_Given data_:
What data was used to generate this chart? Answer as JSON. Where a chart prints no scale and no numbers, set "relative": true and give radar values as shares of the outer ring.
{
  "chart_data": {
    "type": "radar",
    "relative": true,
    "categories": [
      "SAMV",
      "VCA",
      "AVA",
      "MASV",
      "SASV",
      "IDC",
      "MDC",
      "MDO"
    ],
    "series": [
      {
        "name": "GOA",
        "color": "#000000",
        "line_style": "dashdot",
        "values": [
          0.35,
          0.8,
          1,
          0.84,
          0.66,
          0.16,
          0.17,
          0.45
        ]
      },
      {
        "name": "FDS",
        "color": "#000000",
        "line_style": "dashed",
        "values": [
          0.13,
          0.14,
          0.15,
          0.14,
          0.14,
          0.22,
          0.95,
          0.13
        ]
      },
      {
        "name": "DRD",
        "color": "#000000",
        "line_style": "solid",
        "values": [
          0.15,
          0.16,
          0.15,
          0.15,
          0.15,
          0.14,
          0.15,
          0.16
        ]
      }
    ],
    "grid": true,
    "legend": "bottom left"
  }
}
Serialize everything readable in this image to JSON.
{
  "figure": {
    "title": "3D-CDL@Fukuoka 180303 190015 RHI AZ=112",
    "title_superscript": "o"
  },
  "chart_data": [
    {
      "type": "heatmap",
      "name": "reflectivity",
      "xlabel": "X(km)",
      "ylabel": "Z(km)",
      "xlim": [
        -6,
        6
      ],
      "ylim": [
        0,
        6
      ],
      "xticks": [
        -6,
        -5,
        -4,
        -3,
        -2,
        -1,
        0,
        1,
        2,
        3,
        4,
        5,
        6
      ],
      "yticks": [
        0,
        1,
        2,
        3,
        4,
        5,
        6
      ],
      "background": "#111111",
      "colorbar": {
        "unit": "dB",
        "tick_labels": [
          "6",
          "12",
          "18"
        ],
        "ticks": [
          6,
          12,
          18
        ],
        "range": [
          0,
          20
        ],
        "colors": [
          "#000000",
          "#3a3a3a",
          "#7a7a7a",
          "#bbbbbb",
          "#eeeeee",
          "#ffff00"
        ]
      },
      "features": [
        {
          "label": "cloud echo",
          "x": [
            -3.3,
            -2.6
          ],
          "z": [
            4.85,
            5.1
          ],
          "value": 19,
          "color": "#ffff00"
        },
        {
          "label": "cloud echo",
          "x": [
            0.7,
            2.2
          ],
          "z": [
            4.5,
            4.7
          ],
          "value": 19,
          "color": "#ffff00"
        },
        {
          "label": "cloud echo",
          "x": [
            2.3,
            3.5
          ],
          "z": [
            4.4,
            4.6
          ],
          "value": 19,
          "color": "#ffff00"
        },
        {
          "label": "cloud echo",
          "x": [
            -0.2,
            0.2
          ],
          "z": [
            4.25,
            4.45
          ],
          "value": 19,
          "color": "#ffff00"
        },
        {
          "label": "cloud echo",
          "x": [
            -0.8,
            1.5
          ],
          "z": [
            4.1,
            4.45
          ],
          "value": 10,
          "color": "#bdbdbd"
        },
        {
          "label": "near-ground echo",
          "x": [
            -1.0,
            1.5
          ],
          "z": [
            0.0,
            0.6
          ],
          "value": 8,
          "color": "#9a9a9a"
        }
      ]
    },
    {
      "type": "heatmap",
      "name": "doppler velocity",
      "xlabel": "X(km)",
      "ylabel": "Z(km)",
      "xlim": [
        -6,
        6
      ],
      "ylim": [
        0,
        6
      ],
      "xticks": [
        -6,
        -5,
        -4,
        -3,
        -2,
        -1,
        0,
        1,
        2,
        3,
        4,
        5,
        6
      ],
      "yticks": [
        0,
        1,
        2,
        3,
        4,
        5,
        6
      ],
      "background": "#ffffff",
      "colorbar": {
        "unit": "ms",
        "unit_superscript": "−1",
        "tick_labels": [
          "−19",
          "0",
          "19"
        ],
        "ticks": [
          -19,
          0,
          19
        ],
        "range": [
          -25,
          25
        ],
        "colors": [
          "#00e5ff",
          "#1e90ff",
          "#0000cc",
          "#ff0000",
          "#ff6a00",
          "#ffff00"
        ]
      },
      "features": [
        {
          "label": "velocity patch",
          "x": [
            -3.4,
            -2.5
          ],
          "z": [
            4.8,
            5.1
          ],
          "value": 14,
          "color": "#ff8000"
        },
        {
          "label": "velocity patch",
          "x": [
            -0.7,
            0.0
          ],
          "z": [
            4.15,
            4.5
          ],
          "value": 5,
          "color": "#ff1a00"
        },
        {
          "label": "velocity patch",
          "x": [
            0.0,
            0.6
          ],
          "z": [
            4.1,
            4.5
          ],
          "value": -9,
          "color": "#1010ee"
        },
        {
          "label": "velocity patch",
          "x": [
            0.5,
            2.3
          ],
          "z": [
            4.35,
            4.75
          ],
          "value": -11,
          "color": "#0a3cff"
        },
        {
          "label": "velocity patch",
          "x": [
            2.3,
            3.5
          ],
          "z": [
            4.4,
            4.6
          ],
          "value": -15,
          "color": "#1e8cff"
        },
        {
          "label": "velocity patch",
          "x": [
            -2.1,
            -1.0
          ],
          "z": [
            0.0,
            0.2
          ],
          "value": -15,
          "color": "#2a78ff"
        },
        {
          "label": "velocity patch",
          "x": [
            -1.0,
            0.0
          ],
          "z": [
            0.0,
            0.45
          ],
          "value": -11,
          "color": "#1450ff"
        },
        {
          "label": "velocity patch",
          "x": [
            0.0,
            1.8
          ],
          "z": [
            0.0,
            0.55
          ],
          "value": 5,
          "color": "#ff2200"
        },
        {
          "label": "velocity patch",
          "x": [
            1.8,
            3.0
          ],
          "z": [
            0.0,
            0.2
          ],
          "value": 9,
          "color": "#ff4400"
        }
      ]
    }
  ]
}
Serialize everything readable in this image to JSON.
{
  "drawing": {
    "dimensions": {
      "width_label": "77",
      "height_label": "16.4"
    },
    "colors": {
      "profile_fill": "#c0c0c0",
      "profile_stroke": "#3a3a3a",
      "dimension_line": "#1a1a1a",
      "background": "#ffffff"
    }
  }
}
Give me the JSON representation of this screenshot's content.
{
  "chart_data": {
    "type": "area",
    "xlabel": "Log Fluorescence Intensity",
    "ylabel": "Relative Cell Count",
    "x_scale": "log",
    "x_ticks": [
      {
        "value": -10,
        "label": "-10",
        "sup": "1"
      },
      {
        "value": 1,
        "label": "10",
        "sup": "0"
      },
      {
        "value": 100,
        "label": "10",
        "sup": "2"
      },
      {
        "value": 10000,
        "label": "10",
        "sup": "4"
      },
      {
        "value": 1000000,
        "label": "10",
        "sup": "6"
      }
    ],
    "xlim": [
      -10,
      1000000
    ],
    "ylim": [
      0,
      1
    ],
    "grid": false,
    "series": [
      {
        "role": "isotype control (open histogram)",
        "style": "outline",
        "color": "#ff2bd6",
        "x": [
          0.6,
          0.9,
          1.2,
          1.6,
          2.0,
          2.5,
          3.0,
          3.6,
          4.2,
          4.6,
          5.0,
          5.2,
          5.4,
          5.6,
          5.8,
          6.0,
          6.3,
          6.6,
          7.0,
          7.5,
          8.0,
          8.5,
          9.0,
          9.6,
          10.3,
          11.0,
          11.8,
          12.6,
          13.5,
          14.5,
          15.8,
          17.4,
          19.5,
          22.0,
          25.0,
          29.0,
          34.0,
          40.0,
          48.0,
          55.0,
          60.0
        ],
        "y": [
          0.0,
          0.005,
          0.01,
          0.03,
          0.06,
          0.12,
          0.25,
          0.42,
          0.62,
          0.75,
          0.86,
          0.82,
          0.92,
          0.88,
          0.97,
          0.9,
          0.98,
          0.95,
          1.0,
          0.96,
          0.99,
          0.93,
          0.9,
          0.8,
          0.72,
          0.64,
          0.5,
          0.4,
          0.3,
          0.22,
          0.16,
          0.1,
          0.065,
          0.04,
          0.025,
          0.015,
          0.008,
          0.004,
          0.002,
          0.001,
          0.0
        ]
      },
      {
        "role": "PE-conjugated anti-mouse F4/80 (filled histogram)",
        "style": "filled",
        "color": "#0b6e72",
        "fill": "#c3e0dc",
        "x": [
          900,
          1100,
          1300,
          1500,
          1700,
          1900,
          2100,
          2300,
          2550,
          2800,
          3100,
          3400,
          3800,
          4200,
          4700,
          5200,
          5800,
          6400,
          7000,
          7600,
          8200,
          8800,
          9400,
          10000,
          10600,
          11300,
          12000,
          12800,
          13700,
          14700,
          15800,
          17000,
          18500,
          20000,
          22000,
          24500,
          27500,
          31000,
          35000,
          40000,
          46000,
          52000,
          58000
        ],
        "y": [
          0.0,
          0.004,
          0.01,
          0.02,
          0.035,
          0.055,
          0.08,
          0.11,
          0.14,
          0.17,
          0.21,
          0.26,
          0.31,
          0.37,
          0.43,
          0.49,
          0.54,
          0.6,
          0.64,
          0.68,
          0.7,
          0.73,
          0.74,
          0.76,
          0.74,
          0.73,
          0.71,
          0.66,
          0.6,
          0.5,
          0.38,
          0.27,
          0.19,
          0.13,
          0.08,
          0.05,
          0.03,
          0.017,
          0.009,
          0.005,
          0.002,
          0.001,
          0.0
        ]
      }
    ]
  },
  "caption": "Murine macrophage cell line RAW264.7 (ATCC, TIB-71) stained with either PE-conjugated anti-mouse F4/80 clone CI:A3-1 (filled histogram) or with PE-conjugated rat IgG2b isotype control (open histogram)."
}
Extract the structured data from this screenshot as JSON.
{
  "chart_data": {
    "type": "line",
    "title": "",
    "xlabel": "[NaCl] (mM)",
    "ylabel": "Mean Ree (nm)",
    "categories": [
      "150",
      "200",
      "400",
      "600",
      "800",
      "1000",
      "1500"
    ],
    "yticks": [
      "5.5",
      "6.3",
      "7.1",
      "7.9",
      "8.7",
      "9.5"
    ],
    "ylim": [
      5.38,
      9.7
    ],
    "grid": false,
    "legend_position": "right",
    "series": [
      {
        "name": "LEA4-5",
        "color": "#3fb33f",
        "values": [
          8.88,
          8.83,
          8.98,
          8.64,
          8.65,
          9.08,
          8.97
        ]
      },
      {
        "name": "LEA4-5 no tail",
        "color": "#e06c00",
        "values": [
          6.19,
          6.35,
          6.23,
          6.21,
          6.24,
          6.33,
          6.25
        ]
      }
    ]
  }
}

_Exercise directions_: Begin at the line containing "Extract the structured" and reproduce each line through the end of the records above.

_Output of the exercise_:
Extract the structured data from this screenshot as JSON.
{
  "chart_data": {
    "type": "line",
    "title": "",
    "xlabel": "[NaCl] (mM)",
    "ylabel": "Mean Ree (nm)",
    "categories": [
      "150",
      "200",
      "400",
      "600",
      "800",
      "1000",
      "1500"
    ],
    "yticks": [
      "5.5",
      "6.3",
      "7.1",
      "7.9",
      "8.7",
      "9.5"
    ],
    "ylim": [
      5.38,
      9.7
    ],
    "grid": false,
    "legend_position": "right",
    "series": [
      {
        "name": "LEA4-5",
        "color": "#3fb33f",
        "values": [
          8.88,
          8.83,
          8.98,
          8.64,
          8.65,
          9.08,
          8.97
        ]
      },
      {
        "name": "LEA4-5 no tail",
        "color": "#e06c00",
        "values": [
          6.19,
          6.35,
          6.23,
          6.21,
          6.24,
          6.33,
          6.25
        ]
      }
    ]
  }
}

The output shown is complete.